• _EXERCISE_
Copy out exactly the lines from the line containing "Enumerate this screenshot's" to the end of the listing.

[Items listed in a dataset]
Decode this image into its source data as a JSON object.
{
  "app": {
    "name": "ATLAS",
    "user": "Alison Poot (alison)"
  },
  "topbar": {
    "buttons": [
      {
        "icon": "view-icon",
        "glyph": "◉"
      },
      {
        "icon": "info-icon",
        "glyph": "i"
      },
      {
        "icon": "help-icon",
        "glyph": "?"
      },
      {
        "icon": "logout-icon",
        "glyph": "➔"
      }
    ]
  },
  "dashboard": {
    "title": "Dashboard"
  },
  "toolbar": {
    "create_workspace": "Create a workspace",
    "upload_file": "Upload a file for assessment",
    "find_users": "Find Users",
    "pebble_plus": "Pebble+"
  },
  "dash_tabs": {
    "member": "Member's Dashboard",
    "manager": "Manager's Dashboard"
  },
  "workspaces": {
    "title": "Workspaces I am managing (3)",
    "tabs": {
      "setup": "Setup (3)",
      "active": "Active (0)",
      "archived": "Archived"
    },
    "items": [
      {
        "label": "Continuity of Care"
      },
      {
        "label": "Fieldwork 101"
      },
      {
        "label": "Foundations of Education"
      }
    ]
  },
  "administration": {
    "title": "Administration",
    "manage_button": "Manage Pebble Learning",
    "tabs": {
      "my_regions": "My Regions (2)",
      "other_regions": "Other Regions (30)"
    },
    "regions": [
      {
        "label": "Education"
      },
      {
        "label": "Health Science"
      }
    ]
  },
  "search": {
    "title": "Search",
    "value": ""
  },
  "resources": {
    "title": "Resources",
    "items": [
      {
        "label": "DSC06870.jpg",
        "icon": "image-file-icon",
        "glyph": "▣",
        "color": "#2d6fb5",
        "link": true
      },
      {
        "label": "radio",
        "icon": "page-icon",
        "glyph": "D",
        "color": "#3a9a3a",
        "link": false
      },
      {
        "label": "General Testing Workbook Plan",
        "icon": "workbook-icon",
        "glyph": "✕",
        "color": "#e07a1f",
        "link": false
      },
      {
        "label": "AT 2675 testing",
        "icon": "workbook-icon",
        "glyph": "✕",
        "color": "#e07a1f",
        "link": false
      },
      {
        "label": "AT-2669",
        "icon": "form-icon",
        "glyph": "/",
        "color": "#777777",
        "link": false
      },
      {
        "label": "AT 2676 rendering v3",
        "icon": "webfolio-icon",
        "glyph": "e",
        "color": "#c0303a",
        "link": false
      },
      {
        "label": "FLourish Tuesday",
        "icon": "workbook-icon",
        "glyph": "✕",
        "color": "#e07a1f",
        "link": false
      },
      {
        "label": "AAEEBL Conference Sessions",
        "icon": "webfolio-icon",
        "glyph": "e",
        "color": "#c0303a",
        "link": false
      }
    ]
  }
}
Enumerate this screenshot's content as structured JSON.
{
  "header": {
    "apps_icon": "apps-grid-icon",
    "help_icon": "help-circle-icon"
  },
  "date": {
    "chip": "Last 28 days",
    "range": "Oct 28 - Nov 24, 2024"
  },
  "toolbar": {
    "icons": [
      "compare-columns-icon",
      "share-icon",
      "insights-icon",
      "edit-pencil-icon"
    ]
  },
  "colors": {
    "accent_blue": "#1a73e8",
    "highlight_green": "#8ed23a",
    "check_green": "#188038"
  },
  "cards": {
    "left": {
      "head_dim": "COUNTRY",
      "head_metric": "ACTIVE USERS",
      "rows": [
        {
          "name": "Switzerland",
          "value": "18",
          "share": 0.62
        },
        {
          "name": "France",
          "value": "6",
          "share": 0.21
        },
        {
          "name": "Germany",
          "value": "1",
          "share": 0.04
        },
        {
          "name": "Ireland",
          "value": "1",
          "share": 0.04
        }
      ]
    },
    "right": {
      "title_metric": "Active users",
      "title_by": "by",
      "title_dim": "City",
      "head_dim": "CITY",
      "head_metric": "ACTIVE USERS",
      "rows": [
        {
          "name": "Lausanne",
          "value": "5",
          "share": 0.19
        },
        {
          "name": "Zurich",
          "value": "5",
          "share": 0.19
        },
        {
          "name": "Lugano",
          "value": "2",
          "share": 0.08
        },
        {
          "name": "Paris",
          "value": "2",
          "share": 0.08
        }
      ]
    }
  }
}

• _EXERCISE ANSWER_
Enumerate this screenshot's content as structured JSON.
{
  "header": {
    "apps_icon": "apps-grid-icon",
    "help_icon": "help-circle-icon"
  },
  "date": {
    "chip": "Last 28 days",
    "range": "Oct 28 - Nov 24, 2024"
  },
  "toolbar": {
    "icons": [
      "compare-columns-icon",
      "share-icon",
      "insights-icon",
      "edit-pencil-icon"
    ]
  },
  "colors": {
    "accent_blue": "#1a73e8",
    "highlight_green": "#8ed23a",
    "check_green": "#188038"
  },
  "cards": {
    "left": {
      "head_dim": "COUNTRY",
      "head_metric": "ACTIVE USERS",
      "rows": [
        {
          "name": "Switzerland",
          "value": "18",
          "share": 0.62
        },
        {
          "name": "France",
          "value": "6",
          "share": 0.21
        },
        {
          "name": "Germany",
          "value": "1",
          "share": 0.04
        },
        {
          "name": "Ireland",
          "value": "1",
          "share": 0.04
        }
      ]
    },
    "right": {
      "title_metric": "Active users",
      "title_by": "by",
      "title_dim": "City",
      "head_dim": "CITY",
      "head_metric": "ACTIVE USERS",
      "rows": [
        {
          "name": "Lausanne",
          "value": "5",
          "share": 0.19
        },
        {
          "name": "Zurich",
          "value": "5",
          "share": 0.19
        },
        {
          "name": "Lugano",
          "value": "2",
          "share": 0.08
        },
        {
          "name": "Paris",
          "value": "2",
          "share": 0.08
        }
      ]
    }
  }
}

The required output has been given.